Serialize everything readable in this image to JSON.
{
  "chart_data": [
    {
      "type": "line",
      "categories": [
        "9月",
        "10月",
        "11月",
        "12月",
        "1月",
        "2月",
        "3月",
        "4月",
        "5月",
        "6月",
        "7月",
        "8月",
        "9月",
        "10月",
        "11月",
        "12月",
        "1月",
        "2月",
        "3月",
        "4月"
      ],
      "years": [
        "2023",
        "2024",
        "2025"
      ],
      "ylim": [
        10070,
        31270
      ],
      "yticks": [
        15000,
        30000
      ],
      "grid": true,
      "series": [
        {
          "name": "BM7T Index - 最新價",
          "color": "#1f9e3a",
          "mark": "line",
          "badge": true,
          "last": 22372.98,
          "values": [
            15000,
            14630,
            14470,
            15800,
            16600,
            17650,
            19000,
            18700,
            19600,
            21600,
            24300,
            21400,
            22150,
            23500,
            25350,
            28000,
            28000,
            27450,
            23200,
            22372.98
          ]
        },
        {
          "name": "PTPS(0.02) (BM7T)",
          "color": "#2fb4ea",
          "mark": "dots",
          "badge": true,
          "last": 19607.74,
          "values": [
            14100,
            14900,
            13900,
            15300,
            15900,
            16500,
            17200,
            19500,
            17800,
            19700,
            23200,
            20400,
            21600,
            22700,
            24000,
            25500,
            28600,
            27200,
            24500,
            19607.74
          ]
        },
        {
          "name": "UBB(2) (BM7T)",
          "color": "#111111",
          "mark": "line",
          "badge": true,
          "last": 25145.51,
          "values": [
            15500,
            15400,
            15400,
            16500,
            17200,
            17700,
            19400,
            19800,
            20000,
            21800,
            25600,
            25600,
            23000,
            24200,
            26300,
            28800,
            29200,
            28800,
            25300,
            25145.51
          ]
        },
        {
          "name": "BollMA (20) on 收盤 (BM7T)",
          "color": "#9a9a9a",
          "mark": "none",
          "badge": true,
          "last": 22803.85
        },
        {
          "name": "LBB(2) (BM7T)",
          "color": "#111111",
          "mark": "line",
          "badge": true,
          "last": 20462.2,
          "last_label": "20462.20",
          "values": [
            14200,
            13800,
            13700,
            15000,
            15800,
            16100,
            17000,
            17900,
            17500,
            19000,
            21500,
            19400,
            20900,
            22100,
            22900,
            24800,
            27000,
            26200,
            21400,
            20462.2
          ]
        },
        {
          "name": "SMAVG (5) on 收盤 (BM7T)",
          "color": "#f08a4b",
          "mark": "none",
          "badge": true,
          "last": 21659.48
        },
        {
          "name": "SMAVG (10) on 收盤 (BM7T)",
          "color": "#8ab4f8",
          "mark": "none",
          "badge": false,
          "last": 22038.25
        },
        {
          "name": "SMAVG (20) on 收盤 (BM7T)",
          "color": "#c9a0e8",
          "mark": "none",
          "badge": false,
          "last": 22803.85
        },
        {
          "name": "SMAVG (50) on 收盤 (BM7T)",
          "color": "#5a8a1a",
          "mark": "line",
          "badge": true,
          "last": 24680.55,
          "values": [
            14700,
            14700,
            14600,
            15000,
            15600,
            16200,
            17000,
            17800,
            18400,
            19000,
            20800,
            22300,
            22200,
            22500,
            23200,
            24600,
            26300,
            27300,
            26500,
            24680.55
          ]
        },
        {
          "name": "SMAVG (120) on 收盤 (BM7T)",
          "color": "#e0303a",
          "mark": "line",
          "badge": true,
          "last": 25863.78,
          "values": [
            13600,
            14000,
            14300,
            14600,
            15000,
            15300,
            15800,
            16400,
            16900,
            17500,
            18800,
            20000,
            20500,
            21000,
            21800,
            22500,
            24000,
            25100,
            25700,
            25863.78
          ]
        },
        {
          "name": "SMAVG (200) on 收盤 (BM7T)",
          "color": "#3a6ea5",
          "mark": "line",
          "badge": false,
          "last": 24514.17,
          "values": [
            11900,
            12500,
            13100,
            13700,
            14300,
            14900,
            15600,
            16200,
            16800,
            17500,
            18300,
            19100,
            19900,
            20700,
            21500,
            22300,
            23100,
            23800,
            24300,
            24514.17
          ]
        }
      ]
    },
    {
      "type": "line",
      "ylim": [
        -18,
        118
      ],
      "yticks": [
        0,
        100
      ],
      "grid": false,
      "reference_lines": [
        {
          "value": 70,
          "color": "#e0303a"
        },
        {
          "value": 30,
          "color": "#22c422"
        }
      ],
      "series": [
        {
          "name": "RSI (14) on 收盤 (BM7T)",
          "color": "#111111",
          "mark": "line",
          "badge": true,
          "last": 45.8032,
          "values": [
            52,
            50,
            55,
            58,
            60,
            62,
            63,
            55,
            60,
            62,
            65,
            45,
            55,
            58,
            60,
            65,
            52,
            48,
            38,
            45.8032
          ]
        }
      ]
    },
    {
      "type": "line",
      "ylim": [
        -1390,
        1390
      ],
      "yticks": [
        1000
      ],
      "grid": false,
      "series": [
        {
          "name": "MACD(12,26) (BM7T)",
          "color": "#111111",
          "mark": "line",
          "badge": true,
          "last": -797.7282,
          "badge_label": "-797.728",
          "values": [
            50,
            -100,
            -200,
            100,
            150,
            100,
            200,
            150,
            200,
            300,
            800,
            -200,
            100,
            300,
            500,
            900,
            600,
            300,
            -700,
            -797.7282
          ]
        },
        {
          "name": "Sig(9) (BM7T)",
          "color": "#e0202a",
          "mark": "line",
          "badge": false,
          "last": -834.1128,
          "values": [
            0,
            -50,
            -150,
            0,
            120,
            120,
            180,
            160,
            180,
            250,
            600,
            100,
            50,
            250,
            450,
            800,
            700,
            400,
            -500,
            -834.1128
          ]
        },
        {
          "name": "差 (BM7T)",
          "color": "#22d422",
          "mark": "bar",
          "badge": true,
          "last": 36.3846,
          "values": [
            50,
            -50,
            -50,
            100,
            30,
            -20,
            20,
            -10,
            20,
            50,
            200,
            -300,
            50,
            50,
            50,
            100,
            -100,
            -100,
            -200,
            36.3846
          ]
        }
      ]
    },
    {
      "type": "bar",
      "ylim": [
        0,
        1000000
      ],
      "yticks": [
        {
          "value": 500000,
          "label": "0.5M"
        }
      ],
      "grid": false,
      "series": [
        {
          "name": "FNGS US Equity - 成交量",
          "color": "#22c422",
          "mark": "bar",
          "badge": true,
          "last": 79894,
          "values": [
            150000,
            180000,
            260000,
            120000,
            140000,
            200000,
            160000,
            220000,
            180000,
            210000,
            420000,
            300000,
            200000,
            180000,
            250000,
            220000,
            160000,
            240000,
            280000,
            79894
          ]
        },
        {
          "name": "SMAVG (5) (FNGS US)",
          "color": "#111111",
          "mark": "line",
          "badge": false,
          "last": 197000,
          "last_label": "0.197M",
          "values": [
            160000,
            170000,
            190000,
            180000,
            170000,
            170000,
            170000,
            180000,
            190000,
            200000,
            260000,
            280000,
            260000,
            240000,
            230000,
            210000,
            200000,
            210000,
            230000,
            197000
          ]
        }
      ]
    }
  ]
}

______

WHAT IS EXPECTED.
Going through the lines above one by one, tally those with the word "FNGS" and give only the total.

RESULT OF THE EXERCISE.
2